[Data entries]

=-=-=

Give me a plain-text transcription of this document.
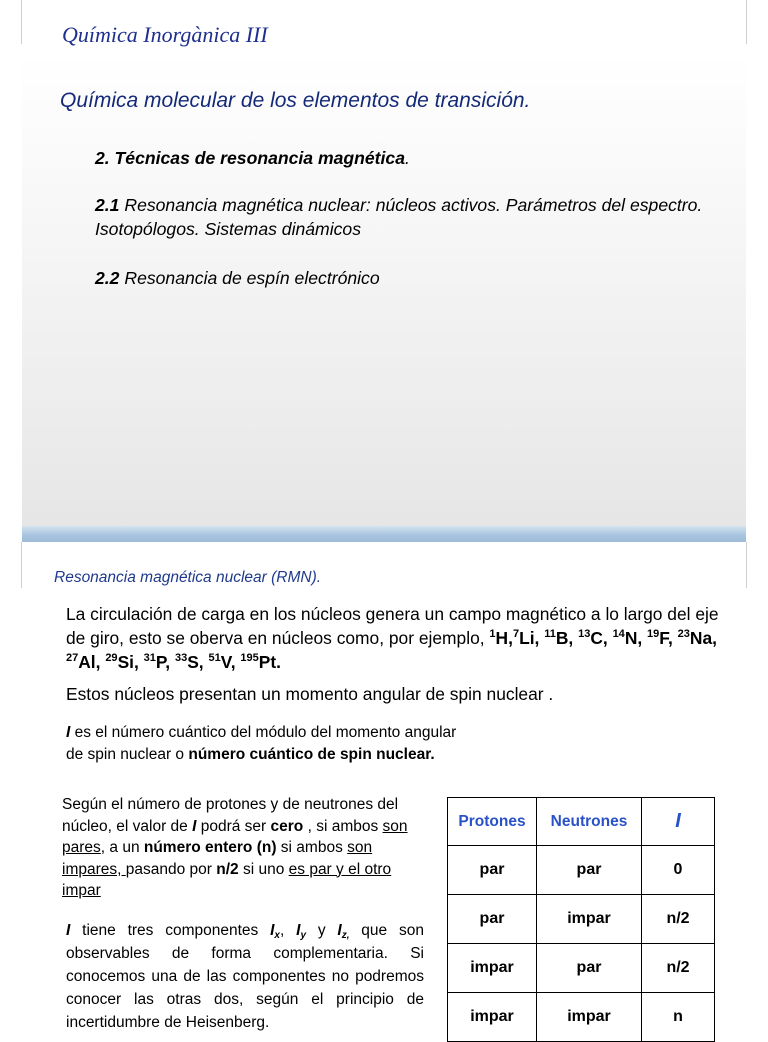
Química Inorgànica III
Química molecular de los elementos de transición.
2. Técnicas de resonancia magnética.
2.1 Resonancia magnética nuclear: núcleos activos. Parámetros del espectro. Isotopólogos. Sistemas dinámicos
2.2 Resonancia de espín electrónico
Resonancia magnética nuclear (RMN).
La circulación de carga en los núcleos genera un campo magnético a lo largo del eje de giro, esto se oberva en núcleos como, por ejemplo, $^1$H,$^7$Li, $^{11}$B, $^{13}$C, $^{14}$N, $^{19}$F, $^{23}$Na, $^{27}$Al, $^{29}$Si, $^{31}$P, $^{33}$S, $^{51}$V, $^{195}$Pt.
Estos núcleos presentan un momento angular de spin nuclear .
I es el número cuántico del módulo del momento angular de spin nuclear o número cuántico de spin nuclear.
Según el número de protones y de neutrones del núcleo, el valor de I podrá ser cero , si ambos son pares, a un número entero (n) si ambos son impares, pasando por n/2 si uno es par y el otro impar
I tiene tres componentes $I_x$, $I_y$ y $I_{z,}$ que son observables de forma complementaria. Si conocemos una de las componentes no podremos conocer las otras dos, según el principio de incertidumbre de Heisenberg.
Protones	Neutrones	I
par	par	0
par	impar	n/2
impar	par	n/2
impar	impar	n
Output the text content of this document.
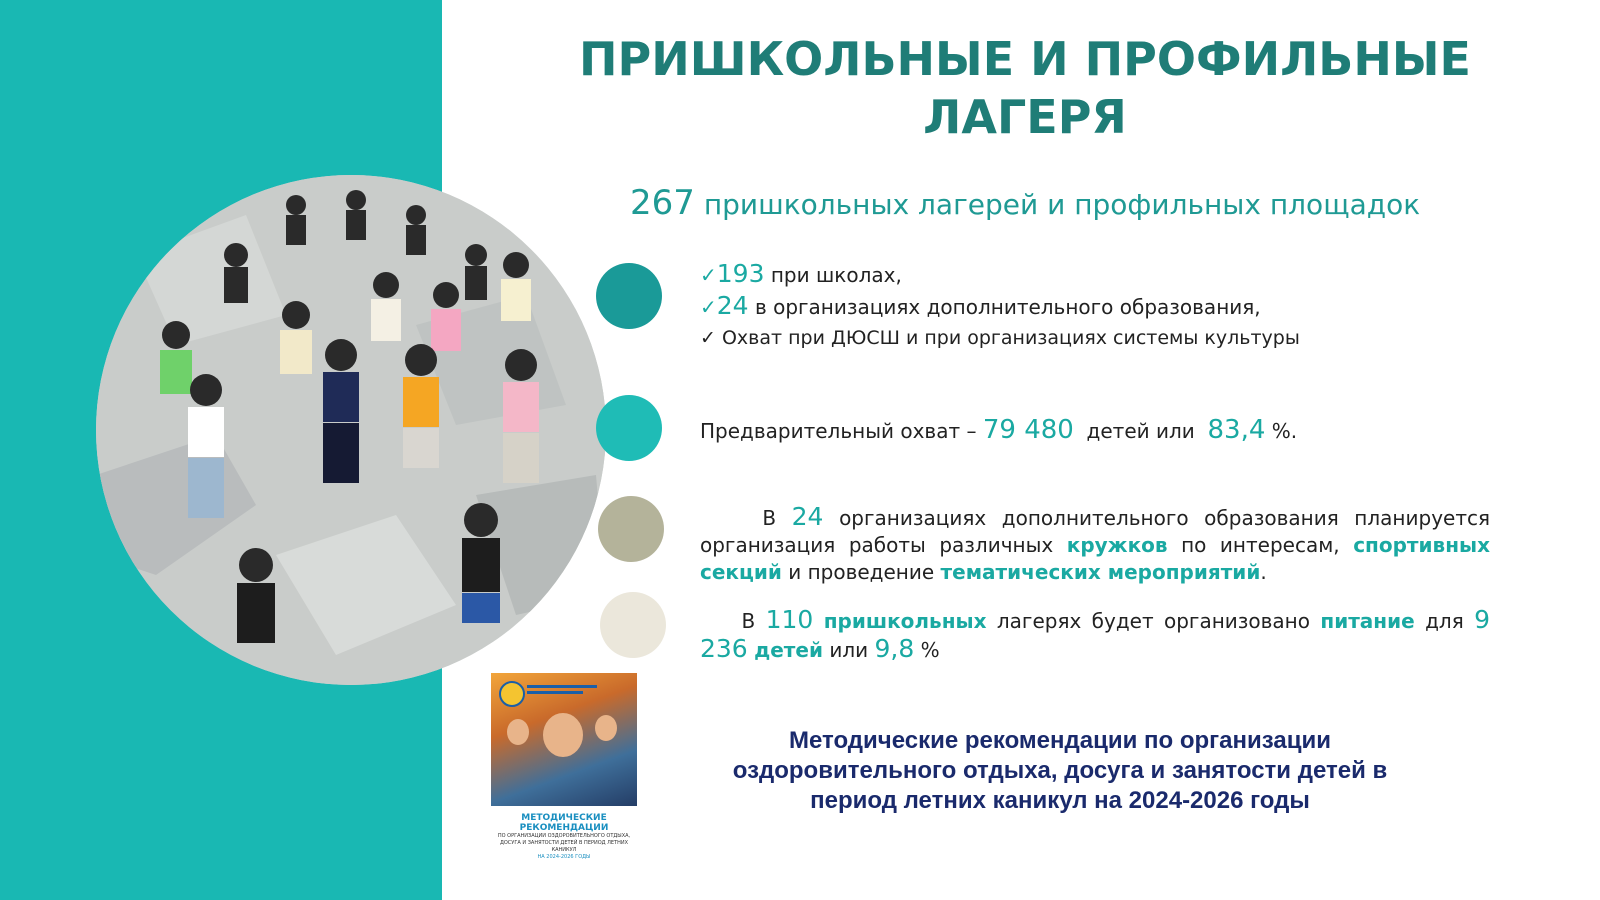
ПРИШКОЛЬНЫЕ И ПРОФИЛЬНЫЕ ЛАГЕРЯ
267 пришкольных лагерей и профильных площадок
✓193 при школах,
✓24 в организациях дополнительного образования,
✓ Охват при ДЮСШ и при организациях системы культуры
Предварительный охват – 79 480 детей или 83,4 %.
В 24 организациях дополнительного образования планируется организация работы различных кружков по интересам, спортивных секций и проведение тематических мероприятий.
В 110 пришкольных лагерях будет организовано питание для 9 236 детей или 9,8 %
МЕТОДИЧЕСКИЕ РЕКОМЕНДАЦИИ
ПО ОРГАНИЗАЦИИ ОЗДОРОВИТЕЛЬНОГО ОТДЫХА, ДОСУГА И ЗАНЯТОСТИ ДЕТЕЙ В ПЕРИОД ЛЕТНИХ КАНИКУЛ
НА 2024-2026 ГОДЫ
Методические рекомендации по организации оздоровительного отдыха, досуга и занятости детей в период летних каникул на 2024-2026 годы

=-=-=

OBJECTIVE.
Look over the listing. Pull out every line with the string "организациях" in it.

RESULT.
✓24 в организациях дополнительного образования,
✓ Охват при ДЮСШ и при организациях системы культуры
В 24 организациях дополнительного образования планируется организация работы различных кружков по интересам, спортивных секций и проведение тематических мероприятий.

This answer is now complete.